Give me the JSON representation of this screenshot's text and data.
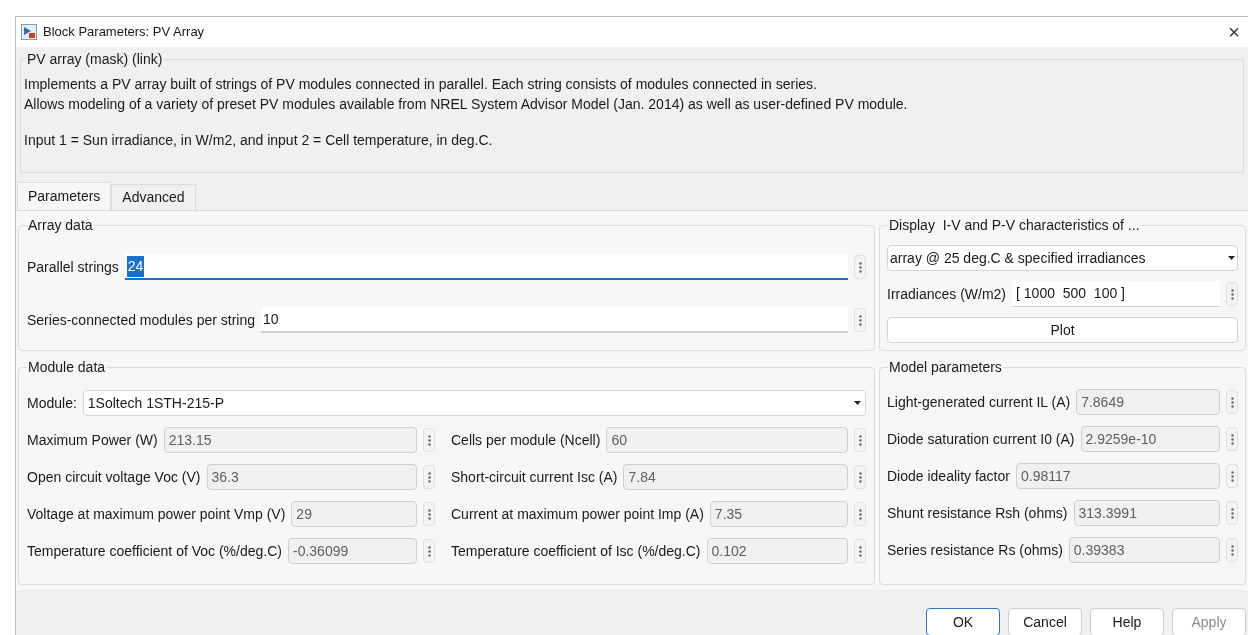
{
  "window": {
    "title": "Block Parameters: PV Array",
    "close": "×"
  },
  "mask": {
    "title": "PV array (mask) (link)",
    "lines": [
      "Implements a PV array built of strings of PV modules connected in parallel. Each string consists of modules connected in series.",
      "Allows modeling of a variety of preset PV modules available from NREL System Advisor Model (Jan. 2014) as well as user-defined PV module.",
      "Input 1 = Sun irradiance, in W/m2, and input 2 = Cell temperature, in deg.C."
    ]
  },
  "tabs": [
    {
      "label": "Parameters",
      "selected": true
    },
    {
      "label": "Advanced",
      "selected": false
    }
  ],
  "array_data": {
    "title": "Array data",
    "fields": [
      {
        "label": "Parallel strings",
        "value": "24",
        "focused": true
      },
      {
        "label": "Series-connected modules per string",
        "value": "10",
        "focused": false
      }
    ]
  },
  "display": {
    "title": "Display  I-V and P-V characteristics of ...",
    "dropdown": "array @ 25 deg.C & specified irradiances",
    "irradiance": {
      "label": "Irradiances (W/m2)",
      "value": "[ 1000  500  100 ]"
    },
    "plot": "Plot"
  },
  "module_data": {
    "title": "Module data",
    "module": {
      "label": "Module:",
      "value": "1Soltech 1STH-215-P"
    },
    "rows": [
      [
        {
          "label": "Maximum Power (W)",
          "value": "213.15",
          "disabled": true
        },
        {
          "label": "Cells per module (Ncell)",
          "value": "60",
          "disabled": true
        }
      ],
      [
        {
          "label": "Open circuit voltage  Voc (V)",
          "value": "36.3",
          "disabled": true
        },
        {
          "label": "Short-circuit current Isc (A)",
          "value": "7.84",
          "disabled": true
        }
      ],
      [
        {
          "label": "Voltage at maximum power point Vmp (V)",
          "value": "29",
          "disabled": true
        },
        {
          "label": "Current at maximum power point Imp (A)",
          "value": "7.35",
          "disabled": true
        }
      ],
      [
        {
          "label": "Temperature coefficient of Voc (%/deg.C)",
          "value": "-0.36099",
          "disabled": true
        },
        {
          "label": "Temperature coefficient of Isc (%/deg.C)",
          "value": "0.102",
          "disabled": true
        }
      ]
    ]
  },
  "model_parameters": {
    "title": "Model parameters",
    "fields": [
      {
        "label": "Light-generated current IL (A)",
        "value": "7.8649",
        "disabled": true
      },
      {
        "label": "Diode saturation current I0 (A)",
        "value": "2.9259e-10",
        "disabled": true
      },
      {
        "label": "Diode ideality factor",
        "value": "0.98117",
        "disabled": true
      },
      {
        "label": "Shunt resistance Rsh (ohms)",
        "value": "313.3991",
        "disabled": true
      },
      {
        "label": "Series resistance Rs (ohms)",
        "value": "0.39383",
        "disabled": true
      }
    ]
  },
  "buttons": [
    {
      "label": "OK",
      "default": true,
      "disabled": false
    },
    {
      "label": "Cancel",
      "default": false,
      "disabled": false
    },
    {
      "label": "Help",
      "default": false,
      "disabled": false
    },
    {
      "label": "Apply",
      "default": false,
      "disabled": true
    }
  ]
}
------------------------------------
WHAT YOU ARE ASKED TO DO:
From start to finish, output the listing exactly, but omit its pictures.

ANSWER FOR THIS EXERCISE:
Give me the JSON representation of this screenshot's text and data.
{
  "window": {
    "title": "Block Parameters: PV Array",
    "close": "×"
  },
  "mask": {
    "title": "PV array (mask) (link)",
    "lines": [
      "Implements a PV array built of strings of PV modules connected in parallel. Each string consists of modules connected in series.",
      "Allows modeling of a variety of preset PV modules available from NREL System Advisor Model (Jan. 2014) as well as user-defined PV module.",
      "Input 1 = Sun irradiance, in W/m2, and input 2 = Cell temperature, in deg.C."
    ]
  },
  "tabs": [
    {
      "label": "Parameters",
      "selected": true
    },
    {
      "label": "Advanced",
      "selected": false
    }
  ],
  "array_data": {
    "title": "Array data",
    "fields": [
      {
        "label": "Parallel strings",
        "value": "24",
        "focused": true
      },
      {
        "label": "Series-connected modules per string",
        "value": "10",
        "focused": false
      }
    ]
  },
  "display": {
    "title": "Display  I-V and P-V characteristics of ...",
    "dropdown": "array @ 25 deg.C & specified irradiances",
    "irradiance": {
      "label": "Irradiances (W/m2)",
      "value": "[ 1000  500  100 ]"
    },
    "plot": "Plot"
  },
  "module_data": {
    "title": "Module data",
    "module": {
      "label": "Module:",
      "value": "1Soltech 1STH-215-P"
    },
    "rows": [
      [
        {
          "label": "Maximum Power (W)",
          "value": "213.15",
          "disabled": true
        },
        {
          "label": "Cells per module (Ncell)",
          "value": "60",
          "disabled": true
        }
      ],
      [
        {
          "label": "Open circuit voltage  Voc (V)",
          "value": "36.3",
          "disabled": true
        },
        {
          "label": "Short-circuit current Isc (A)",
          "value": "7.84",
          "disabled": true
        }
      ],
      [
        {
          "label": "Voltage at maximum power point Vmp (V)",
          "value": "29",
          "disabled": true
        },
        {
          "label": "Current at maximum power point Imp (A)",
          "value": "7.35",
          "disabled": true
        }
      ],
      [
        {
          "label": "Temperature coefficient of Voc (%/deg.C)",
          "value": "-0.36099",
          "disabled": true
        },
        {
          "label": "Temperature coefficient of Isc (%/deg.C)",
          "value": "0.102",
          "disabled": true
        }
      ]
    ]
  },
  "model_parameters": {
    "title": "Model parameters",
    "fields": [
      {
        "label": "Light-generated current IL (A)",
        "value": "7.8649",
        "disabled": true
      },
      {
        "label": "Diode saturation current I0 (A)",
        "value": "2.9259e-10",
        "disabled": true
      },
      {
        "label": "Diode ideality factor",
        "value": "0.98117",
        "disabled": true
      },
      {
        "label": "Shunt resistance Rsh (ohms)",
        "value": "313.3991",
        "disabled": true
      },
      {
        "label": "Series resistance Rs (ohms)",
        "value": "0.39383",
        "disabled": true
      }
    ]
  },
  "buttons": [
    {
      "label": "OK",
      "default": true,
      "disabled": false
    },
    {
      "label": "Cancel",
      "default": false,
      "disabled": false
    },
    {
      "label": "Help",
      "default": false,
      "disabled": false
    },
    {
      "label": "Apply",
      "default": false,
      "disabled": true
    }
  ]
}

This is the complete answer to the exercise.